STUDY TEXT —

For a variety of reasons, GP self-build is becoming less common. More than 60 per cent of GPFC funds are now accessed by commercial property developers who are building, owning and buying out GPs' premises. In the process, they are tying many of us into long-term leaseback arrangements that may constrain further development. Because both Norwich Union and the property companies need to create profit for their shareholders, this also increases costs for the public purse.

In 1998/9, £290 million (around 9 per cent) of the GMS budget was used to reimburse GPs for practice premises expenses and rental schemes. All rental funding comes finally from the NHS and if more than 9 per cent of GMS funds has to be diverted from clinical services to meet extra costs it will inevitably be at the expense of clinical care.

Experience of PFI in the acute hospitals sector shows it has undoubtedly increased costs. The resulting budget deficit has typically resulted in a 30 per cent contraction in capacity and a 20 per cent cut in service budgets which has had to be met by further efficiencies from centralisation of resources.

New cost limits

In 1997, recognising the risks that for-profit companies posed, the Government introduced new cost limits ­ this time not for the capital available, but for the cost-rent and notional rents. So while in theory we can borrow unlimited amounts, there are still tight cost limits on rent reimbursement and therefore on GPs building and owning their own premises.

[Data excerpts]
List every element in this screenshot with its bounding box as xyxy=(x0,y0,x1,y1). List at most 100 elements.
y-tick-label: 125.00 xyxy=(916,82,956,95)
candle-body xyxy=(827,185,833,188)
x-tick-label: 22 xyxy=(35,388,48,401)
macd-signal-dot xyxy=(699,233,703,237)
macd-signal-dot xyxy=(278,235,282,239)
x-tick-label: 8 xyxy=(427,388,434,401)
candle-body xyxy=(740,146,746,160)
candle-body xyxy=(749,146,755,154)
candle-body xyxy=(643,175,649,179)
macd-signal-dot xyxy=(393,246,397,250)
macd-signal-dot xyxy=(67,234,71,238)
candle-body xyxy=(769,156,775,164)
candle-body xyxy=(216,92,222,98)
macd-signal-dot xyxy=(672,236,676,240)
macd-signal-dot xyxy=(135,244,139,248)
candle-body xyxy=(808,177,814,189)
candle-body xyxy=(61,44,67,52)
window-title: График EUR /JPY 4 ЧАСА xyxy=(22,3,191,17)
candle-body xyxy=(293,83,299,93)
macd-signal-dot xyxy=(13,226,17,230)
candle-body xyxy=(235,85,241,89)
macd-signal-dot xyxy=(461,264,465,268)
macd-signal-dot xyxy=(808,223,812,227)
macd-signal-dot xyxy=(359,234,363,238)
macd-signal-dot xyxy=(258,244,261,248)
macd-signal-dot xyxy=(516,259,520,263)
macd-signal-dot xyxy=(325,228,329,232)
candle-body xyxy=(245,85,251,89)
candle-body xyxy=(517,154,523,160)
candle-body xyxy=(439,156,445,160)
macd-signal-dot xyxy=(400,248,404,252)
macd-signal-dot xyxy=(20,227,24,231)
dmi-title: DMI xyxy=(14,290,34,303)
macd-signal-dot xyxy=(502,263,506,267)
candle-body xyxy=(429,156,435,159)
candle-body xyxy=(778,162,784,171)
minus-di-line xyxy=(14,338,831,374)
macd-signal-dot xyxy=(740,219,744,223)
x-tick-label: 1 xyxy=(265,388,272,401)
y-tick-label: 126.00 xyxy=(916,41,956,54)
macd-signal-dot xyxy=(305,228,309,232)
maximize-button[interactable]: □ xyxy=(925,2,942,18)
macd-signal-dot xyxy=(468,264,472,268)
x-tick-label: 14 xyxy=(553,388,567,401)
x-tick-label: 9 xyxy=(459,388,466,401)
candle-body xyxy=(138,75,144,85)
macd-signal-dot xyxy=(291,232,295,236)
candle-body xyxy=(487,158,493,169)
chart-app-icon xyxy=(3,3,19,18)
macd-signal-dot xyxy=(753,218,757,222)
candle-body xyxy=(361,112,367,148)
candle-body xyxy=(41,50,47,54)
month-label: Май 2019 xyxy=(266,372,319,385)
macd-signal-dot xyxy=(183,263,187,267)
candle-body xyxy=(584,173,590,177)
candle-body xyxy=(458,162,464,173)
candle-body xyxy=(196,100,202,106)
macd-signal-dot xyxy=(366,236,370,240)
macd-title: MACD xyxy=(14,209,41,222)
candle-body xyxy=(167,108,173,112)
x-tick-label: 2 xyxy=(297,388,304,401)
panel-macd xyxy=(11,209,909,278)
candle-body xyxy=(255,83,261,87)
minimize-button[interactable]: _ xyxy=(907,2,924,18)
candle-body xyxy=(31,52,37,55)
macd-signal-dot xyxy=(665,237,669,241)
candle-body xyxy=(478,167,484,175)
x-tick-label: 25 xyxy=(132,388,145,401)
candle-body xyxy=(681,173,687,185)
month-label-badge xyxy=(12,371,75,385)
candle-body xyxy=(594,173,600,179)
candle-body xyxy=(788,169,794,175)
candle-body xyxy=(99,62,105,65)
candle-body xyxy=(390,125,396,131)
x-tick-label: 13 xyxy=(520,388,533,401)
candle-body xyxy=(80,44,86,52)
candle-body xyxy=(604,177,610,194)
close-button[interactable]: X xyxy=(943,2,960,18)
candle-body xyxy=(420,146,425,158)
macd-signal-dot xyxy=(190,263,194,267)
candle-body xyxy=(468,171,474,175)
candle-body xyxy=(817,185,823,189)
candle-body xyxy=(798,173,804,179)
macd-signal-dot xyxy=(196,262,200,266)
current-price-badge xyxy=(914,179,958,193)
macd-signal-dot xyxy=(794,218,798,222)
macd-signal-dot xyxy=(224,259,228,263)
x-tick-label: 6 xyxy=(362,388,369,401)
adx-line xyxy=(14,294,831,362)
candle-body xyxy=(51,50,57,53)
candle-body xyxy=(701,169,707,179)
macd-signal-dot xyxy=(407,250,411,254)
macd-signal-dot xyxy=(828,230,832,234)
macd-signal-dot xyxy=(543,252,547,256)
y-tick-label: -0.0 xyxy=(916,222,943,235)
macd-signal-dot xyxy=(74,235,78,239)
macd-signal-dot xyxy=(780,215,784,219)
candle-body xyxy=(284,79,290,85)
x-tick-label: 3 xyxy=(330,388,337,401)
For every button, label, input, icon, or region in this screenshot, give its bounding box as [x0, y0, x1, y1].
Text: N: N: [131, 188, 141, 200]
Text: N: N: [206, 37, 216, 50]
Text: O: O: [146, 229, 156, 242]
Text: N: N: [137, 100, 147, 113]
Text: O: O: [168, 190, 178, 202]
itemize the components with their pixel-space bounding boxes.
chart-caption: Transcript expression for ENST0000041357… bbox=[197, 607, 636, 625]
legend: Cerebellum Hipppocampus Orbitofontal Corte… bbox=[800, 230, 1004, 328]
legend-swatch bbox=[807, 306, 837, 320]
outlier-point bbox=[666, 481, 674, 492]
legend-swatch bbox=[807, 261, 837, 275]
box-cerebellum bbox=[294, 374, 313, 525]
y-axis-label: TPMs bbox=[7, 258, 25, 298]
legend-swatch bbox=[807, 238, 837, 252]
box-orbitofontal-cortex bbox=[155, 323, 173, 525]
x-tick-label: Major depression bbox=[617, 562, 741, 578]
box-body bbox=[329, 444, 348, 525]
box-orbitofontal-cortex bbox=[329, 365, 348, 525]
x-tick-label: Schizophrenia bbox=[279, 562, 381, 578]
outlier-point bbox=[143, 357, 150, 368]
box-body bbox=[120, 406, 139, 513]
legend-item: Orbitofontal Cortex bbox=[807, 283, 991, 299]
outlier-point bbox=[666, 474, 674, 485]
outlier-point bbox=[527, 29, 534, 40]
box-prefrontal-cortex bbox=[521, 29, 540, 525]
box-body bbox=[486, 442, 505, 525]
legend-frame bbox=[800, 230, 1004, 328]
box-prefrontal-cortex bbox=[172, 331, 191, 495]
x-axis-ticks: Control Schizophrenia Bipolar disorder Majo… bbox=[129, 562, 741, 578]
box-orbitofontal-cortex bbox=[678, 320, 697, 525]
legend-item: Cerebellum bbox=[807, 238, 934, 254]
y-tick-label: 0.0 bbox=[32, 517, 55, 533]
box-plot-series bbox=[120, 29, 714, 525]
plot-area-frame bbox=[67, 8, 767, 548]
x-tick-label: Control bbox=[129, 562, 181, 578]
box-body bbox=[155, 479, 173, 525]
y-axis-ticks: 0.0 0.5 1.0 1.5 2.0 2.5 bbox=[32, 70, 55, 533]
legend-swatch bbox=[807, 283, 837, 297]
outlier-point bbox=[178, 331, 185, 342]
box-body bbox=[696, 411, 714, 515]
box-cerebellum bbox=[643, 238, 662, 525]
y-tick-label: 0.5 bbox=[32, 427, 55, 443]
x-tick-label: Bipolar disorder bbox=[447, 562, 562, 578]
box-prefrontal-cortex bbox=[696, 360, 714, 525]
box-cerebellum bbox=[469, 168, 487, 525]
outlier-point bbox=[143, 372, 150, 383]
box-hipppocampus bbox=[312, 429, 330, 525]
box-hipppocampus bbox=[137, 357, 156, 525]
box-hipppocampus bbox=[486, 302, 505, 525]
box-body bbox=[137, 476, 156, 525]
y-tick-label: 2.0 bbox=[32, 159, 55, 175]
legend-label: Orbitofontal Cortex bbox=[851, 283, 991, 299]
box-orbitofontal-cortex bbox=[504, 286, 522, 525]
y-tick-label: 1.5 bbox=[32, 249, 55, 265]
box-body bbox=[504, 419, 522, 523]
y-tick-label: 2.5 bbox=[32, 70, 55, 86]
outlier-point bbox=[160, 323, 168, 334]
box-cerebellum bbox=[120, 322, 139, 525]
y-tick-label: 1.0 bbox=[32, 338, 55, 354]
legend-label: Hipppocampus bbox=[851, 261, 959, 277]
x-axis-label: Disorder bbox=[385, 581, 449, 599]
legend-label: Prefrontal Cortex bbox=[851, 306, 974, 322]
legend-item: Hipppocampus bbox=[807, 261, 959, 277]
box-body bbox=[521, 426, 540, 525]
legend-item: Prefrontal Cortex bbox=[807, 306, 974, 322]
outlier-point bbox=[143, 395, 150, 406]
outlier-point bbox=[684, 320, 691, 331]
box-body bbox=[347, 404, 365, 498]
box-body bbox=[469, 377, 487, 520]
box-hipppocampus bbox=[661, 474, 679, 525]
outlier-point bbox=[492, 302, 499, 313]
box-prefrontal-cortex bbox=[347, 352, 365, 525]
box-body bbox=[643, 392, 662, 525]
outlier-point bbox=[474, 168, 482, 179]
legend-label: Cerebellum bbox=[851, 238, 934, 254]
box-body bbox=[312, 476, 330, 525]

TASK REQUIREMENTS — Reproduce the passage on GP premises funding word for word, starting at "In 1998/9, £290" and ending after "of clinical care.".

EXERCISE OUTPUT —
In 1998/9, £290 million (around 9 per cent) of the GMS budget was used to reimburse GPs for practice premises expenses and rental schemes. All rental funding comes finally from the NHS and if more than 9 per cent of GMS funds has to be diverted from clinical services to meet extra costs it will inevitably be at the expense of clinical care.